** Directions for this task **
Copy each line that contains the string "name".

::::::

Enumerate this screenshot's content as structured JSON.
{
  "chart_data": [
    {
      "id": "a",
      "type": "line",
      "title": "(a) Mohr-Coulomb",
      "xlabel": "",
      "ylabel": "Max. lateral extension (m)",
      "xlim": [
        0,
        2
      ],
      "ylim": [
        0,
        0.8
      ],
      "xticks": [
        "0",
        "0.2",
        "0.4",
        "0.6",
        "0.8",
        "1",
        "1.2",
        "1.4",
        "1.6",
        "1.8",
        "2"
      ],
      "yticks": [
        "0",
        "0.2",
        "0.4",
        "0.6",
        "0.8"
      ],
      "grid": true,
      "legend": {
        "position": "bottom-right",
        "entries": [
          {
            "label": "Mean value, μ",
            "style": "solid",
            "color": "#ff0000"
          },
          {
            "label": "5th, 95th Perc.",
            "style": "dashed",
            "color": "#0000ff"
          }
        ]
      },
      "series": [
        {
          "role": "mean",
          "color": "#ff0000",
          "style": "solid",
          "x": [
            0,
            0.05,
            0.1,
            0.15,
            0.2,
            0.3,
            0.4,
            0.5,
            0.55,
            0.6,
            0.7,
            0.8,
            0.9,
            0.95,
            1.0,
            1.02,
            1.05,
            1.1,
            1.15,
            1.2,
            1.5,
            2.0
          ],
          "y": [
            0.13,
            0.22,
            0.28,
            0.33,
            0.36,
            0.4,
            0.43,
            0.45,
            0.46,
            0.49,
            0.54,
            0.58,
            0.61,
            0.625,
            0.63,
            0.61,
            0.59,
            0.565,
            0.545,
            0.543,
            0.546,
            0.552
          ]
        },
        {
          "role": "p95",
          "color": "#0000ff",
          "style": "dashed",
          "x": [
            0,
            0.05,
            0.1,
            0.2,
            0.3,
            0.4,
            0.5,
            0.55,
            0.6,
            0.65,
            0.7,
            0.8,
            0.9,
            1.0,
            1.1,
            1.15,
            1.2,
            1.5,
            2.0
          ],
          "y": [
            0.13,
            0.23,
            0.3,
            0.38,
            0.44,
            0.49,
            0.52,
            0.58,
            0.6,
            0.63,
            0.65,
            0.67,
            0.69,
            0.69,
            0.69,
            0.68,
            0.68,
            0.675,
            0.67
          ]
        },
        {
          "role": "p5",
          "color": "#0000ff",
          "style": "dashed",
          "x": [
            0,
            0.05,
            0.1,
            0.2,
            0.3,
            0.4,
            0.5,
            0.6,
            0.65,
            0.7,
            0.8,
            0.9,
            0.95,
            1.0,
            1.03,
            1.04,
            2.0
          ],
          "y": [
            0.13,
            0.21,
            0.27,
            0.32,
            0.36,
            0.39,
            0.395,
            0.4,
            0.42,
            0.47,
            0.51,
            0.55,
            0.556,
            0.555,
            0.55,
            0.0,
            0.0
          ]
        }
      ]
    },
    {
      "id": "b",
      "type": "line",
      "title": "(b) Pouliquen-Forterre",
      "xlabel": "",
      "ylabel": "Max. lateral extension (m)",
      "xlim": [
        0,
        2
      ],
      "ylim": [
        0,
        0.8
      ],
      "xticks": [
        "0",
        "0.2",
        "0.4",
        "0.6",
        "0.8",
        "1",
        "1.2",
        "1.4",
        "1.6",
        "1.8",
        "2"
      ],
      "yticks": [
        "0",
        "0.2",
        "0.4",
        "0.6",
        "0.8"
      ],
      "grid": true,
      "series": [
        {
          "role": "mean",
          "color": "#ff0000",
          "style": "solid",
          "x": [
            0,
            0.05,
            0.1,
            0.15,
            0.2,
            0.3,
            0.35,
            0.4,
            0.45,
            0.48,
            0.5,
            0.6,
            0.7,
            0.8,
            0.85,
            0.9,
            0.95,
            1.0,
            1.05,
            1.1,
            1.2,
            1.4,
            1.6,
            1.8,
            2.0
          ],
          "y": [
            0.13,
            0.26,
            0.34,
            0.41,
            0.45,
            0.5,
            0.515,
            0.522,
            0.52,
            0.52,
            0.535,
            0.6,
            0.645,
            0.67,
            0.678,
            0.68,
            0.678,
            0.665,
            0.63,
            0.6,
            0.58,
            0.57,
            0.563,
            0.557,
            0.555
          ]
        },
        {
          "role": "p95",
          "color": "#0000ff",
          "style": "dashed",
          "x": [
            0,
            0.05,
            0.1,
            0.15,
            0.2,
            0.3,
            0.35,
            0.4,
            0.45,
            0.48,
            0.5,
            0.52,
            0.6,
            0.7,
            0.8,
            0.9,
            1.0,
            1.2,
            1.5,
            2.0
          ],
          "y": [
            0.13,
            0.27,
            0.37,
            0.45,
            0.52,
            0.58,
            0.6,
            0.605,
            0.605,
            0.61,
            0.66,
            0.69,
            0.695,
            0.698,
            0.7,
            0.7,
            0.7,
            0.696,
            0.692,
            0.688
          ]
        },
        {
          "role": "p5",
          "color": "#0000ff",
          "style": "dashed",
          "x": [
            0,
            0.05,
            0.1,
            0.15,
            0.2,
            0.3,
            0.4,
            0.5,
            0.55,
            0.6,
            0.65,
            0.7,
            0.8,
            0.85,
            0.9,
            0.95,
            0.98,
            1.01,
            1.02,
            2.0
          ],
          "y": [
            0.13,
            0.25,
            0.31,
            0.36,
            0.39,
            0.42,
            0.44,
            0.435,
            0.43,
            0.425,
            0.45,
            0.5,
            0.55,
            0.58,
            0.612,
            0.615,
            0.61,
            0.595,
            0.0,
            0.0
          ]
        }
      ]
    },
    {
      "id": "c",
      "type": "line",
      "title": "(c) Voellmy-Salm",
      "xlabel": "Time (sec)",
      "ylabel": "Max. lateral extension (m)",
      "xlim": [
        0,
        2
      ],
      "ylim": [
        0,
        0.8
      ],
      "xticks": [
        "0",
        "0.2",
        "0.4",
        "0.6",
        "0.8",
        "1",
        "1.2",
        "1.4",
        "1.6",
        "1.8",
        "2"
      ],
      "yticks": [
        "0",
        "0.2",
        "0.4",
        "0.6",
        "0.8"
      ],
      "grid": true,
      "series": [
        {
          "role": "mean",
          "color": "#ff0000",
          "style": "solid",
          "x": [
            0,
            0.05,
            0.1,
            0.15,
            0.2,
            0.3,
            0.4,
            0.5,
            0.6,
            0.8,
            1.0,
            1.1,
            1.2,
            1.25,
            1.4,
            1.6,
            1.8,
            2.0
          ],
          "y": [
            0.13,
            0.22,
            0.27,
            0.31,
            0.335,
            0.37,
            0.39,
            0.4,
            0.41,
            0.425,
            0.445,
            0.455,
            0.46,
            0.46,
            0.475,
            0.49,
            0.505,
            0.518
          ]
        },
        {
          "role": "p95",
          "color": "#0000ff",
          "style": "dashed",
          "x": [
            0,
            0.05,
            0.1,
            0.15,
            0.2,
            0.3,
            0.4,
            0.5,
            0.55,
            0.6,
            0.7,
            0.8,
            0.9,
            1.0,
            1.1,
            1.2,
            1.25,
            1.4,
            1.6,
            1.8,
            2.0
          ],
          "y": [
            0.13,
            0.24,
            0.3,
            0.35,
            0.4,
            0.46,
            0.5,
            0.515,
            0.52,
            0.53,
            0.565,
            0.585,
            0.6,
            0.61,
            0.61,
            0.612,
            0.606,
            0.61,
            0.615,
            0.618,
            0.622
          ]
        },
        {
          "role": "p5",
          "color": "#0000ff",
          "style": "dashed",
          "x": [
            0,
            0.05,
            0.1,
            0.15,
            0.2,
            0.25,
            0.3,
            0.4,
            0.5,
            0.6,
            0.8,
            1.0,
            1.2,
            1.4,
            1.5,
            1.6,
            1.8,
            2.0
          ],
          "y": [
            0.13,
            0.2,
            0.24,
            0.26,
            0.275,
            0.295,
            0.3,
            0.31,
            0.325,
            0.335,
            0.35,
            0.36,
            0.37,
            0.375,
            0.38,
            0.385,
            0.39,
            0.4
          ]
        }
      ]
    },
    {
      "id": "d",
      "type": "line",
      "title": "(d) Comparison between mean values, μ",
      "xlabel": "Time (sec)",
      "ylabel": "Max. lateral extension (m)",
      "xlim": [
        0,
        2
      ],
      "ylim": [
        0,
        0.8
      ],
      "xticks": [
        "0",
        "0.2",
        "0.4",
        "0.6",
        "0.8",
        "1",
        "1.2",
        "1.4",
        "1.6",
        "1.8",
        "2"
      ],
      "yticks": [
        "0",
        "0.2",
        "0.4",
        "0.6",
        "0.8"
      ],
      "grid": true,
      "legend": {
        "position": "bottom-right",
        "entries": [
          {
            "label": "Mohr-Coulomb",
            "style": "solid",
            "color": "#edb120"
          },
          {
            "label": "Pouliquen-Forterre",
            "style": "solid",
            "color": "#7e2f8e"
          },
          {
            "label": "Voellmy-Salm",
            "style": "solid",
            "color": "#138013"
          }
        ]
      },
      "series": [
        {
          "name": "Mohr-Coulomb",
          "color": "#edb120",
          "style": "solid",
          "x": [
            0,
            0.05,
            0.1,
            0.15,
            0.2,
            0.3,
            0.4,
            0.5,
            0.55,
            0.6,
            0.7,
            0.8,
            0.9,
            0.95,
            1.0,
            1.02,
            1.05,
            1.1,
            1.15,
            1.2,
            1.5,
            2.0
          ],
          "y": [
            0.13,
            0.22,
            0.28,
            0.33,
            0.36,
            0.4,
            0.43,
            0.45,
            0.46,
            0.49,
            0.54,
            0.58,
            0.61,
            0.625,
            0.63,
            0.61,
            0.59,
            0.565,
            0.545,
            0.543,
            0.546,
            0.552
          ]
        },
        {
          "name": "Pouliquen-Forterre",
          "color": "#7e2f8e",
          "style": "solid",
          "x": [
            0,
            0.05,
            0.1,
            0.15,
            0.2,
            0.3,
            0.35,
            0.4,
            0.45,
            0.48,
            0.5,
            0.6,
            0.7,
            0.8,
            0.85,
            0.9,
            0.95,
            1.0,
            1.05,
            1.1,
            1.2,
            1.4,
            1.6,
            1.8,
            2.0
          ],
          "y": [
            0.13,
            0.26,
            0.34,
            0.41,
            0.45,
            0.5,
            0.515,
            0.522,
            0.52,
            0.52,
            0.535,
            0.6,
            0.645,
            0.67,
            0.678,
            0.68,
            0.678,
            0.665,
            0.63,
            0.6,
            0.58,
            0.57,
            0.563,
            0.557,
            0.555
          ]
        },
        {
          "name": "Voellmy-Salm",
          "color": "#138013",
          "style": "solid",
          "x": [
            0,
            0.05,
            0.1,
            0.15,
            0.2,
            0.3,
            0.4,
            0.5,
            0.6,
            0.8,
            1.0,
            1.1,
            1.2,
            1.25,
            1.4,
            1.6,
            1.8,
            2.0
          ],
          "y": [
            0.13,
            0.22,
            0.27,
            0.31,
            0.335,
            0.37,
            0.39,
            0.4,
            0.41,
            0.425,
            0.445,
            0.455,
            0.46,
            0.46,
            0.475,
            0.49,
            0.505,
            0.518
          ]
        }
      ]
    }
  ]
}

::::::

** Solution for this problem **
          "name": "Mohr-Coulomb",
          "name": "Pouliquen-Forterre",
          "name": "Voellmy-Salm",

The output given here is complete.